**Work required:** Reproduce exactly the final portion of the data: every line from the one containing "What's the underlying" through the last line, inclusive.

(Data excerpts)
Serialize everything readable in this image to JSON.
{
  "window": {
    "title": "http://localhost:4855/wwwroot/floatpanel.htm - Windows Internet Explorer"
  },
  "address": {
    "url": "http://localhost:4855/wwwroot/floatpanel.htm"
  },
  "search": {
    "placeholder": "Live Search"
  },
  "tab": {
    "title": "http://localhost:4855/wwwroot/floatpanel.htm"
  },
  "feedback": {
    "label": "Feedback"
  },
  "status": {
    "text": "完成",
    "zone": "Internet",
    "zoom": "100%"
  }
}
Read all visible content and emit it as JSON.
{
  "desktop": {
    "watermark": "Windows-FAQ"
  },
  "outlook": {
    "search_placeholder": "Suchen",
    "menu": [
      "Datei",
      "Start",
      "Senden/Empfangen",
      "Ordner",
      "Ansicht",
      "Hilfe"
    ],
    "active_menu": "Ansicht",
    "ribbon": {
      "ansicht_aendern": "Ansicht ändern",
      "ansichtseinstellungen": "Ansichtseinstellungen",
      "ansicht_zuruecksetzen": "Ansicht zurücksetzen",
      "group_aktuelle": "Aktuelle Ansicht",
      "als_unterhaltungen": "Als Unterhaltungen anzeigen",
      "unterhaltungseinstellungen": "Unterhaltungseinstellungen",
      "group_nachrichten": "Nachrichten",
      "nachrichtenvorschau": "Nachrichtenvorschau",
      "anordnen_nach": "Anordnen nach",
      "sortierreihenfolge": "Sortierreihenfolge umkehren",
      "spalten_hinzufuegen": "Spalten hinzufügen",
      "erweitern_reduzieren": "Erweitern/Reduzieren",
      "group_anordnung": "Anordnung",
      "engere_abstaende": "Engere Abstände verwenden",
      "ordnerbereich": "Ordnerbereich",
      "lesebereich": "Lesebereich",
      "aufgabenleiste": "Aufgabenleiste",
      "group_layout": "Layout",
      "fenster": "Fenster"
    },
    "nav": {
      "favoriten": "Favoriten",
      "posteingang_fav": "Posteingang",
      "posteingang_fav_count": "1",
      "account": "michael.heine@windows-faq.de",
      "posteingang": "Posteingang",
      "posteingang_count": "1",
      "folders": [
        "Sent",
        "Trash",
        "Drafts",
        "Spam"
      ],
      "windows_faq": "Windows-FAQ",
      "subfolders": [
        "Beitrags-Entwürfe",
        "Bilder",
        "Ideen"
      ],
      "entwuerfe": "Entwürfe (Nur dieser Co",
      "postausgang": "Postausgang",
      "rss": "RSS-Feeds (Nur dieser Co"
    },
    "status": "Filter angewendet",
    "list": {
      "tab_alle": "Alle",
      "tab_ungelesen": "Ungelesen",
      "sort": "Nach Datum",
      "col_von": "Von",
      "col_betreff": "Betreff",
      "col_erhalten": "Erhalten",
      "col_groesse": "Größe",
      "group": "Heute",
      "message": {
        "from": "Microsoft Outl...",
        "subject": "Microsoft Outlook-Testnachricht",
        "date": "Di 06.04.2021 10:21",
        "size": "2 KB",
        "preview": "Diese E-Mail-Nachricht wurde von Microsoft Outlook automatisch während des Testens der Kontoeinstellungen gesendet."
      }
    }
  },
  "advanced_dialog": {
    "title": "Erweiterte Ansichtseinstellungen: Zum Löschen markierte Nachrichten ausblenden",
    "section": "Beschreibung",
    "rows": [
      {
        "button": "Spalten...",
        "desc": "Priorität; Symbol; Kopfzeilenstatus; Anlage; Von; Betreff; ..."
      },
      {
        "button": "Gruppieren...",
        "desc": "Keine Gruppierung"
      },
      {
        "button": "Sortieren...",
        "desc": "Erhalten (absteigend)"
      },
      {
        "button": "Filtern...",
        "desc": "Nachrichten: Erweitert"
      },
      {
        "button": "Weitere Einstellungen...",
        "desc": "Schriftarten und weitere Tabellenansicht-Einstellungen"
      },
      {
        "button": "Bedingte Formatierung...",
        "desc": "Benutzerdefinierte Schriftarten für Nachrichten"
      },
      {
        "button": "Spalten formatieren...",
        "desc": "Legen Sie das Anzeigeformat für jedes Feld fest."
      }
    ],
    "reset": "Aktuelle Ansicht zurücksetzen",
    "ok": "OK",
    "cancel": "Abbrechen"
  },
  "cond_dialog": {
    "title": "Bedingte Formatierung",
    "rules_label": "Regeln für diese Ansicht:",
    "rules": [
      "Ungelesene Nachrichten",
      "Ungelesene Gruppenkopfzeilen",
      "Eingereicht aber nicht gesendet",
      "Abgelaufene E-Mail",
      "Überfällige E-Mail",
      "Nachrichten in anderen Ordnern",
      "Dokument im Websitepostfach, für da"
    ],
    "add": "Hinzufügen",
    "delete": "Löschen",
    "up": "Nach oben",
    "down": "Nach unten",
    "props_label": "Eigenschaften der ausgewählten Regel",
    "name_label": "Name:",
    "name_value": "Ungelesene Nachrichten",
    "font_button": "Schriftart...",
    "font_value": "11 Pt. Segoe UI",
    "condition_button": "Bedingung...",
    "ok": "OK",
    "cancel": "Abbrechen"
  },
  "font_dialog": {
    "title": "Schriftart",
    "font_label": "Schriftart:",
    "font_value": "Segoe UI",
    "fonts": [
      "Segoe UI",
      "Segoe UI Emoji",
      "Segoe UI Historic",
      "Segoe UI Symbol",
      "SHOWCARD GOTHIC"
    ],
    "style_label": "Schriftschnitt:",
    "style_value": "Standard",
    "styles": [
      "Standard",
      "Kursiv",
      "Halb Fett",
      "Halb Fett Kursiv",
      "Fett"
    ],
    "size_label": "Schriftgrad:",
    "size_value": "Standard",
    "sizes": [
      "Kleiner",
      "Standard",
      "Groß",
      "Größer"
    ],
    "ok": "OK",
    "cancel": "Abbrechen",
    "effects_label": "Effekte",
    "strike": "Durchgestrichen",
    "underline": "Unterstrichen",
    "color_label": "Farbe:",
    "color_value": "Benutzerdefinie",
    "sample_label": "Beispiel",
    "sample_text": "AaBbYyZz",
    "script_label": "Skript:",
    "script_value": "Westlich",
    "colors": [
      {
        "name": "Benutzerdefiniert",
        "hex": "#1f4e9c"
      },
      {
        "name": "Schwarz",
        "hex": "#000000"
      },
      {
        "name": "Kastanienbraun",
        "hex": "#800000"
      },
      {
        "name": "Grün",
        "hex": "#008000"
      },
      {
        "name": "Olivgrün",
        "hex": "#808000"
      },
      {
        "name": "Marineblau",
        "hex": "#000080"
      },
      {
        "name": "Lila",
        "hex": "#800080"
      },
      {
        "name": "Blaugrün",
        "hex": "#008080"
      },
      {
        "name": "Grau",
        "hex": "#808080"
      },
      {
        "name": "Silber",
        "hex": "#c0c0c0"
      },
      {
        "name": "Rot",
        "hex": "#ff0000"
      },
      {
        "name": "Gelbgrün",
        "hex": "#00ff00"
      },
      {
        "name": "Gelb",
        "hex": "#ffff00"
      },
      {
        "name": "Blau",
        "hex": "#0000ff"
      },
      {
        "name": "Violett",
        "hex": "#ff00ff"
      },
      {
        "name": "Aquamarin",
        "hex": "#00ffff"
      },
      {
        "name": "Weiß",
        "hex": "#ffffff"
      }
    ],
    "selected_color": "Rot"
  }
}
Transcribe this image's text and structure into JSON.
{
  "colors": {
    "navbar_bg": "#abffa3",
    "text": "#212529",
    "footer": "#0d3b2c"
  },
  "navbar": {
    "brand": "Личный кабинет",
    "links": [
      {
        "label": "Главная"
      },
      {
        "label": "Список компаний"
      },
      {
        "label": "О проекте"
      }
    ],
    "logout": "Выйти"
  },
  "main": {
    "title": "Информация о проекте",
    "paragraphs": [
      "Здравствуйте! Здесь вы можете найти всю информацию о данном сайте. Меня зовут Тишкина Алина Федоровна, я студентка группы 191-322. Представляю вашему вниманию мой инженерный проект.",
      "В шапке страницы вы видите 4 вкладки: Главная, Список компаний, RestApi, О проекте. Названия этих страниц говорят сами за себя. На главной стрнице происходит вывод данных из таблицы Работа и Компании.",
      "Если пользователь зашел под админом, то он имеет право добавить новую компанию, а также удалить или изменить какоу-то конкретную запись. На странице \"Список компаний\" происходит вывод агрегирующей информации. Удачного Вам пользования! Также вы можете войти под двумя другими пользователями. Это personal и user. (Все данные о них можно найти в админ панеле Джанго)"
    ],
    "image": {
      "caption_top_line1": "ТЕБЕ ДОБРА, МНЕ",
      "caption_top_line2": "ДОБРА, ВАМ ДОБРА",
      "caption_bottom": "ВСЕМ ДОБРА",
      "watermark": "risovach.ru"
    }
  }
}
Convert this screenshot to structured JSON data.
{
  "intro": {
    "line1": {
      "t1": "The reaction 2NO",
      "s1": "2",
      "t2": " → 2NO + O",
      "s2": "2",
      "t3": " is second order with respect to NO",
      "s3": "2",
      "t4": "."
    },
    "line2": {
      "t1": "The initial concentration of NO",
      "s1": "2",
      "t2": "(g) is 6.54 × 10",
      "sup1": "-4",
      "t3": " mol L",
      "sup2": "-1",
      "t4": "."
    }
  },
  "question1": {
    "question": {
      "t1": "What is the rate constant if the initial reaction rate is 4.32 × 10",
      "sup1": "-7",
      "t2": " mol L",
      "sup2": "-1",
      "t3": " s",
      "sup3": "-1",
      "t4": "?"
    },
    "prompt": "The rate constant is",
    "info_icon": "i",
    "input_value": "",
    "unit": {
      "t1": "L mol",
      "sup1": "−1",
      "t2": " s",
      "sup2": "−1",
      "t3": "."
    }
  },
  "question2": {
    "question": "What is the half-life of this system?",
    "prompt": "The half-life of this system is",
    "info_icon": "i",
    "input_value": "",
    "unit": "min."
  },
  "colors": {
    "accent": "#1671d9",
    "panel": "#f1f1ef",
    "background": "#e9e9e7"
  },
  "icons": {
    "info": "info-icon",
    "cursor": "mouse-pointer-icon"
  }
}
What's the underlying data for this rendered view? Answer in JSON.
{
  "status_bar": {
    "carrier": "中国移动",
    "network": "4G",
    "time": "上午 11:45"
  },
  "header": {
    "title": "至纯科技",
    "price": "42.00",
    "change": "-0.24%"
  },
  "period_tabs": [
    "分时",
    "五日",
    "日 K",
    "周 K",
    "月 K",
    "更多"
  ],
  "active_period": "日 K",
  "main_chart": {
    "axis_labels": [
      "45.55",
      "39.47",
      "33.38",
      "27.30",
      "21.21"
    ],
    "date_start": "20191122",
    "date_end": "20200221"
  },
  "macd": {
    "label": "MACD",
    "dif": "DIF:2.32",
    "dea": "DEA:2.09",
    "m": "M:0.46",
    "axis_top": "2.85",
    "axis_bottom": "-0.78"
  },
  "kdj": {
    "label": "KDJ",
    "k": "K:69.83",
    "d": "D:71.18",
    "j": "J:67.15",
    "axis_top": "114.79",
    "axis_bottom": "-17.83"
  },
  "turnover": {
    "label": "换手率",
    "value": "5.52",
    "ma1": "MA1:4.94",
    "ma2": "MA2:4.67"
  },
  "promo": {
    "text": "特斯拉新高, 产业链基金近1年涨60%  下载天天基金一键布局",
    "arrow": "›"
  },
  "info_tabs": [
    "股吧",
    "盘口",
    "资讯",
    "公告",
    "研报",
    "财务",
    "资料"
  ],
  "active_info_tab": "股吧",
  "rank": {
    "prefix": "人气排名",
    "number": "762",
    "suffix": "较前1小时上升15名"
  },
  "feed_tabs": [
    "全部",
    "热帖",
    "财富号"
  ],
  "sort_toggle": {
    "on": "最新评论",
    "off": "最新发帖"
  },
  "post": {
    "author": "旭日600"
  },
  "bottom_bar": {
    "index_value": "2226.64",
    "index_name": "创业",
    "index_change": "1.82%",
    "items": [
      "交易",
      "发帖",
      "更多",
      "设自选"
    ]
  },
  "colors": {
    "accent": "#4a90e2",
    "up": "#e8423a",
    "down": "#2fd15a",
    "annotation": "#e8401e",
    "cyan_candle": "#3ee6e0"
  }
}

**Result of the exercise:**
What's the underlying data for this rendered view? Answer in JSON.
{
  "status_bar": {
    "carrier": "中国移动",
    "network": "4G",
    "time": "上午 11:45"
  },
  "header": {
    "title": "至纯科技",
    "price": "42.00",
    "change": "-0.24%"
  },
  "period_tabs": [
    "分时",
    "五日",
    "日 K",
    "周 K",
    "月 K",
    "更多"
  ],
  "active_period": "日 K",
  "main_chart": {
    "axis_labels": [
      "45.55",
      "39.47",
      "33.38",
      "27.30",
      "21.21"
    ],
    "date_start": "20191122",
    "date_end": "20200221"
  },
  "macd": {
    "label": "MACD",
    "dif": "DIF:2.32",
    "dea": "DEA:2.09",
    "m": "M:0.46",
    "axis_top": "2.85",
    "axis_bottom": "-0.78"
  },
  "kdj": {
    "label": "KDJ",
    "k": "K:69.83",
    "d": "D:71.18",
    "j": "J:67.15",
    "axis_top": "114.79",
    "axis_bottom": "-17.83"
  },
  "turnover": {
    "label": "换手率",
    "value": "5.52",
    "ma1": "MA1:4.94",
    "ma2": "MA2:4.67"
  },
  "promo": {
    "text": "特斯拉新高, 产业链基金近1年涨60%  下载天天基金一键布局",
    "arrow": "›"
  },
  "info_tabs": [
    "股吧",
    "盘口",
    "资讯",
    "公告",
    "研报",
    "财务",
    "资料"
  ],
  "active_info_tab": "股吧",
  "rank": {
    "prefix": "人气排名",
    "number": "762",
    "suffix": "较前1小时上升15名"
  },
  "feed_tabs": [
    "全部",
    "热帖",
    "财富号"
  ],
  "sort_toggle": {
    "on": "最新评论",
    "off": "最新发帖"
  },
  "post": {
    "author": "旭日600"
  },
  "bottom_bar": {
    "index_value": "2226.64",
    "index_name": "创业",
    "index_change": "1.82%",
    "items": [
      "交易",
      "发帖",
      "更多",
      "设自选"
    ]
  },
  "colors": {
    "accent": "#4a90e2",
    "up": "#e8423a",
    "down": "#2fd15a",
    "annotation": "#e8401e",
    "cyan_candle": "#3ee6e0"
  }
}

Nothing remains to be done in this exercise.